[Given exercise a]:
Answer these questions about the article on moving to the countryside that follows:
(i) In which county are trees called the dominant presence?
(ii) How large is the writer's own copse?
(iii) To what is the feel of beech bark compared?

[Text to read]:
::::::::

Moving to the countryside: Part 10: tree hugging

It's time to start managing the woodland – and getting to grips with a chainsaw

Published: October 30th, 2012 at 10:15 am

Trees are the dominant presence in Monmouthshire, particularly where I live – and a walk through my own half acre of copse – or out into the forests beyond – lifts me up after the long commute home. Sometimes I wander through it just get to know the individual trees there – mostly ash, beech and old coppiced hazels (below).
Each species has its own texture with hazel having a gilded quality to its bark while young ash is smooth and matt grey-green. Beech is dark and rough like sandpaper while birch is burnished, almost maroon and shiny.
Some people might use the disparaging term ‘treehugger’ – as if a love and respect for trees and other wild things were somehow irrational or feeble. It’s bandied around a lot and is perhaps the most absurd term of abuse invented.
From a purely aesthetic point of view – trees are beautiful. They create endlessly diverse shapes and structures, even within species – and then have the audacity to perform the most colourful striptease (striptrees?) of all in autumn. Although sweeping the wet, perilously slippery leaves off our steep lane is one task I could do without.
Trees provide homes and food for a multitude of marvelous creatures – and nuts, fruit and sap for us. Once cut down they offer timber for building or furniture and firewood to keep us warm. Treehugger? I’m suspicious of anyone who doesn’t hug these generous beings.
But it’s important not to get overly sentimental about them. My own little copse is very characteristic of all the neighbourhood woods – it’s neglected. Saplings crowd each other, coppices are old, ungainly and currently useless, and the canopy is virtually unbroken, meaning little light penetrates to the woodland floor. Once the leaves close over in late spring, there’s no life in the wood.

::::::::

[Given exercise b]: Return the stretch of rows from the line that contains "Where is each" through the line that contains "svg-text:Elegance: Elegance [697,292,715,297]", both ends included, without changing anything.

[Information shown]:
::::::::

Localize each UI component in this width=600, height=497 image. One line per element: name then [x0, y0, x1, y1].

::::::::

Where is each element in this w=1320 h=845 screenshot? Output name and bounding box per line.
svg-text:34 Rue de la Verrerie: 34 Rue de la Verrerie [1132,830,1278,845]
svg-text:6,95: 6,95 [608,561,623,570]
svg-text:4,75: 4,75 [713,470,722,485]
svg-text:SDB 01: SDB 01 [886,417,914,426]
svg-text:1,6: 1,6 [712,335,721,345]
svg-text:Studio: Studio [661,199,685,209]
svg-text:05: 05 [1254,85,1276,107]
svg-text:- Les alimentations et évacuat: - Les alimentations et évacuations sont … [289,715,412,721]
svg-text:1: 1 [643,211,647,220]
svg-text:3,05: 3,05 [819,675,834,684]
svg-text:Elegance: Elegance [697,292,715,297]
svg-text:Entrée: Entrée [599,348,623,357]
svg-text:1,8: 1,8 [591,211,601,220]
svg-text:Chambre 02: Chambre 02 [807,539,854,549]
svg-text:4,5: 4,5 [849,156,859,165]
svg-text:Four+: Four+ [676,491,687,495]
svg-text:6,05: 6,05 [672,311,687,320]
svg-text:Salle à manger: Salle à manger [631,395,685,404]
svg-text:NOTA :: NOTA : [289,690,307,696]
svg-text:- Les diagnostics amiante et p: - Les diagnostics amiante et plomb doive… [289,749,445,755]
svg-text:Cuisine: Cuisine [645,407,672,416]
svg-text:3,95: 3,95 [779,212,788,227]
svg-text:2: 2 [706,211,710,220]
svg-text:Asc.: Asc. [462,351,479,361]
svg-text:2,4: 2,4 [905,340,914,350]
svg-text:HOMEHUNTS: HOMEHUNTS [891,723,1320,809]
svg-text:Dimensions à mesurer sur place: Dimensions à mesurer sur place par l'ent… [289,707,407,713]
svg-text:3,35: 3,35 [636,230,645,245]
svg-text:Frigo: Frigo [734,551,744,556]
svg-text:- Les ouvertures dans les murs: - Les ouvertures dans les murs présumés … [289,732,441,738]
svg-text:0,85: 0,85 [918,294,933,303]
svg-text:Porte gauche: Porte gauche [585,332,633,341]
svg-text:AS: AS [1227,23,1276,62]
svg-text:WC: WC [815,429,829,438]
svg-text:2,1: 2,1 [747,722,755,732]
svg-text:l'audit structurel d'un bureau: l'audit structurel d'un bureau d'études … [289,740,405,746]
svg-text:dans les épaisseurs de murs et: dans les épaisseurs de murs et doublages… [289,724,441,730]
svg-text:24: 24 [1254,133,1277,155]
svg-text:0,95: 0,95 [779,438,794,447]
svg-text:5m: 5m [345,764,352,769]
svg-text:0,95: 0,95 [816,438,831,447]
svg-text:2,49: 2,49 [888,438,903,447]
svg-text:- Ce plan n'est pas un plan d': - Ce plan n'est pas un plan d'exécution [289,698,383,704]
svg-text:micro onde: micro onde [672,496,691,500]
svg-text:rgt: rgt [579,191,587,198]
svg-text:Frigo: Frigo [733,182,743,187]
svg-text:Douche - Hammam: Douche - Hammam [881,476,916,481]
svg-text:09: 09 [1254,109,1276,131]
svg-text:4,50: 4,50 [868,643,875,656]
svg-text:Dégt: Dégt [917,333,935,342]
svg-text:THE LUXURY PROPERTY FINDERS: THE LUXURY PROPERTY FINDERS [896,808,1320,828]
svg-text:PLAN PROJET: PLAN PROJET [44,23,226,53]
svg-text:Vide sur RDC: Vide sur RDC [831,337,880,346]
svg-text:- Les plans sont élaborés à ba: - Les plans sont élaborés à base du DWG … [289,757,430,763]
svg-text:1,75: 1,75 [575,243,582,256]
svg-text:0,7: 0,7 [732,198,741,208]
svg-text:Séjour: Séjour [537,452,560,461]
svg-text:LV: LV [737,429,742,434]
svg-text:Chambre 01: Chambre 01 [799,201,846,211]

::::::::

[Written answer a]:
(i) Monmouthshire
(ii) Half an acre
(iii) Sandpaper

[Written answer b]:
Where is each element in this w=1320 h=845 screenshot? Output name and bounding box per line.
svg-text:34 Rue de la Verrerie: 34 Rue de la Verrerie [1132,830,1278,845]
svg-text:6,95: 6,95 [608,561,623,570]
svg-text:4,75: 4,75 [713,470,722,485]
svg-text:SDB 01: SDB 01 [886,417,914,426]
svg-text:1,6: 1,6 [712,335,721,345]
svg-text:Studio: Studio [661,199,685,209]
svg-text:05: 05 [1254,85,1276,107]
svg-text:- Les alimentations et évacuat: - Les alimentations et évacuations sont … [289,715,412,721]
svg-text:1: 1 [643,211,647,220]
svg-text:3,05: 3,05 [819,675,834,684]
svg-text:Elegance: Elegance [697,292,715,297]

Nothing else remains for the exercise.